- [WORK TO DO]: Output every line of the data exactly as it appears.

(Extracts from a graphics dataset)

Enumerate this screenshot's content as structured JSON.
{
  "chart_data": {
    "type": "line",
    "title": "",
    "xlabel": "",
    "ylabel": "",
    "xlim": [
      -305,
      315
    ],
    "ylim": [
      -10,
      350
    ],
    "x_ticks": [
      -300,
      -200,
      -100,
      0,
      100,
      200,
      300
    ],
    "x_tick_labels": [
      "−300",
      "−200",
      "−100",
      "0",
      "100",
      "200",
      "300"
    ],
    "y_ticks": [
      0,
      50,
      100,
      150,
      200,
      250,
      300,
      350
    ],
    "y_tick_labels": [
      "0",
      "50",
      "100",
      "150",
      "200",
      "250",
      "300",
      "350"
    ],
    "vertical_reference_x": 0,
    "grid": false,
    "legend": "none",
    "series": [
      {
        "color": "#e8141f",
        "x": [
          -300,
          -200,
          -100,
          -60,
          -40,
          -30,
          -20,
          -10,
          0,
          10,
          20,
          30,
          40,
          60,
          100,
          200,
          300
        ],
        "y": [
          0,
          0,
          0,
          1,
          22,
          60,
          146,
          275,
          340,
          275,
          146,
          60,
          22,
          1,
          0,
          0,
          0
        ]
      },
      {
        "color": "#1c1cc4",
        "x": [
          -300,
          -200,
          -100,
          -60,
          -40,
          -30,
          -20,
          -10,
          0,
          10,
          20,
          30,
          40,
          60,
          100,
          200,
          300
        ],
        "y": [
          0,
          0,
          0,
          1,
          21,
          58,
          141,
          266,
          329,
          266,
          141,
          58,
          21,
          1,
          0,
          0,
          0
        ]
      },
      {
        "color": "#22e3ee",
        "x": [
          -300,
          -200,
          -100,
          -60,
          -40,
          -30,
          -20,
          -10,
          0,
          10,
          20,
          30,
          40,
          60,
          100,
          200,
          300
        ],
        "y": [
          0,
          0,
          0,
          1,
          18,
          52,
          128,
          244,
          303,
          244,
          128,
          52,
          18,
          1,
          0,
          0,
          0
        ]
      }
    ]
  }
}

- [PROBLEM SOLUTION]:
Enumerate this screenshot's content as structured JSON.
{
  "chart_data": {
    "type": "line",
    "title": "",
    "xlabel": "",
    "ylabel": "",
    "xlim": [
      -305,
      315
    ],
    "ylim": [
      -10,
      350
    ],
    "x_ticks": [
      -300,
      -200,
      -100,
      0,
      100,
      200,
      300
    ],
    "x_tick_labels": [
      "−300",
      "−200",
      "−100",
      "0",
      "100",
      "200",
      "300"
    ],
    "y_ticks": [
      0,
      50,
      100,
      150,
      200,
      250,
      300,
      350
    ],
    "y_tick_labels": [
      "0",
      "50",
      "100",
      "150",
      "200",
      "250",
      "300",
      "350"
    ],
    "vertical_reference_x": 0,
    "grid": false,
    "legend": "none",
    "series": [
      {
        "color": "#e8141f",
        "x": [
          -300,
          -200,
          -100,
          -60,
          -40,
          -30,
          -20,
          -10,
          0,
          10,
          20,
          30,
          40,
          60,
          100,
          200,
          300
        ],
        "y": [
          0,
          0,
          0,
          1,
          22,
          60,
          146,
          275,
          340,
          275,
          146,
          60,
          22,
          1,
          0,
          0,
          0
        ]
      },
      {
        "color": "#1c1cc4",
        "x": [
          -300,
          -200,
          -100,
          -60,
          -40,
          -30,
          -20,
          -10,
          0,
          10,
          20,
          30,
          40,
          60,
          100,
          200,
          300
        ],
        "y": [
          0,
          0,
          0,
          1,
          21,
          58,
          141,
          266,
          329,
          266,
          141,
          58,
          21,
          1,
          0,
          0,
          0
        ]
      },
      {
        "color": "#22e3ee",
        "x": [
          -300,
          -200,
          -100,
          -60,
          -40,
          -30,
          -20,
          -10,
          0,
          10,
          20,
          30,
          40,
          60,
          100,
          200,
          300
        ],
        "y": [
          0,
          0,
          0,
          1,
          18,
          52,
          128,
          244,
          303,
          244,
          128,
          52,
          18,
          1,
          0,
          0,
          0
        ]
      }
    ]
  }
}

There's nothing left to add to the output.